── DATA EXCERPTS

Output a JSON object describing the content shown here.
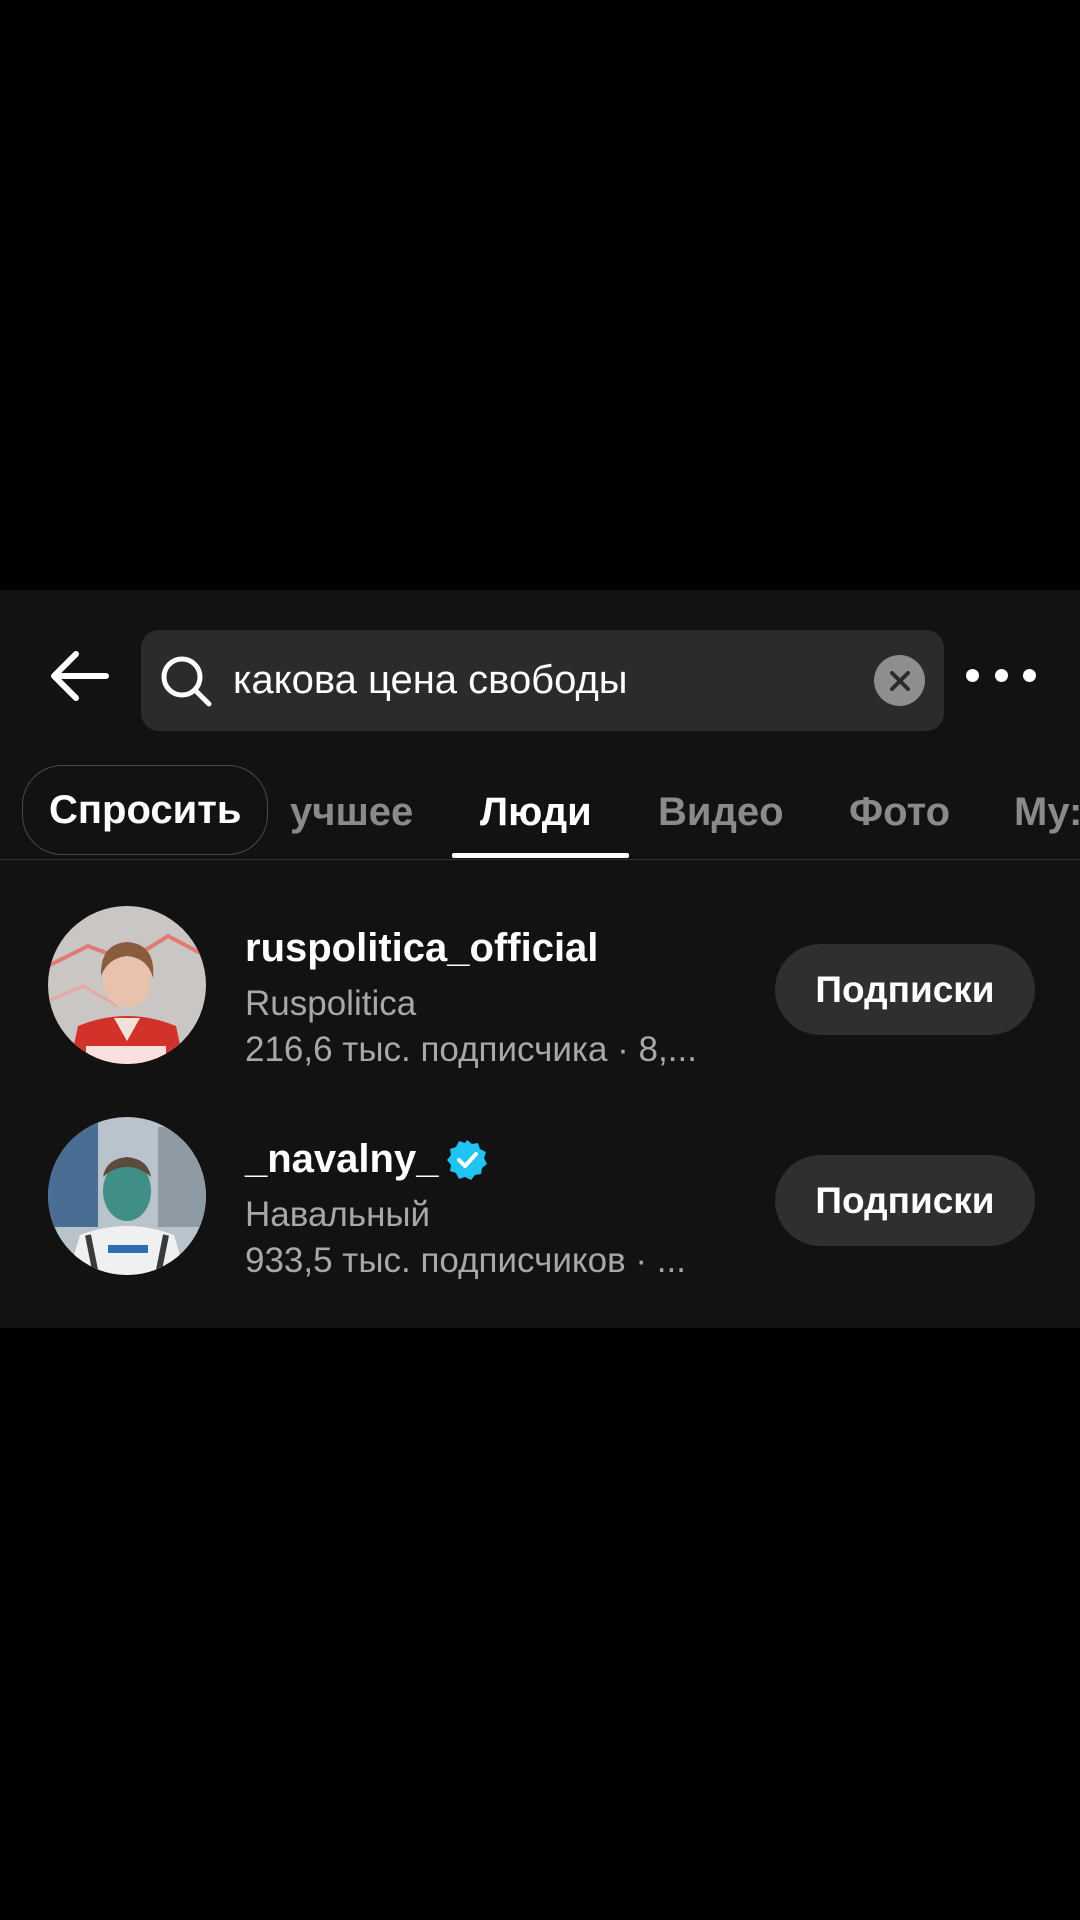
{
  "search": {
    "query": "какова цена свободы"
  },
  "icons": {
    "back": "arrow-left-icon",
    "search": "search-icon",
    "clear": "clear-x-icon",
    "more": "more-horizontal-icon",
    "verified": "verified-badge-icon"
  },
  "tabs": [
    {
      "label": "Спросить",
      "active": false
    },
    {
      "label": "учшее",
      "active": false
    },
    {
      "label": "Люди",
      "active": true
    },
    {
      "label": "Видео",
      "active": false
    },
    {
      "label": "Фото",
      "active": false
    },
    {
      "label": "Му:",
      "active": false
    }
  ],
  "users": [
    {
      "username": "ruspolitica_official",
      "verified": false,
      "display_name": "Ruspolitica",
      "stats": "216,6 тыс. подписчика · 8,...",
      "button": "Подписки"
    },
    {
      "username": "_navalny_",
      "verified": true,
      "display_name": "Навальный",
      "stats": "933,5 тыс. подписчиков · ...",
      "button": "Подписки"
    }
  ],
  "colors": {
    "background": "#000000",
    "panel": "#121212",
    "search_box": "#2b2b2b",
    "button": "#2f2f2f",
    "secondary_text": "#a8a8a8",
    "verified": "#20c3f2"
  }
}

────

* WHAT IS REQUIRED *
From the entries above, collect every line with the string "username" in it.

* TASK RESPONSE *
      "username": "ruspolitica_official",
      "username": "_navalny_",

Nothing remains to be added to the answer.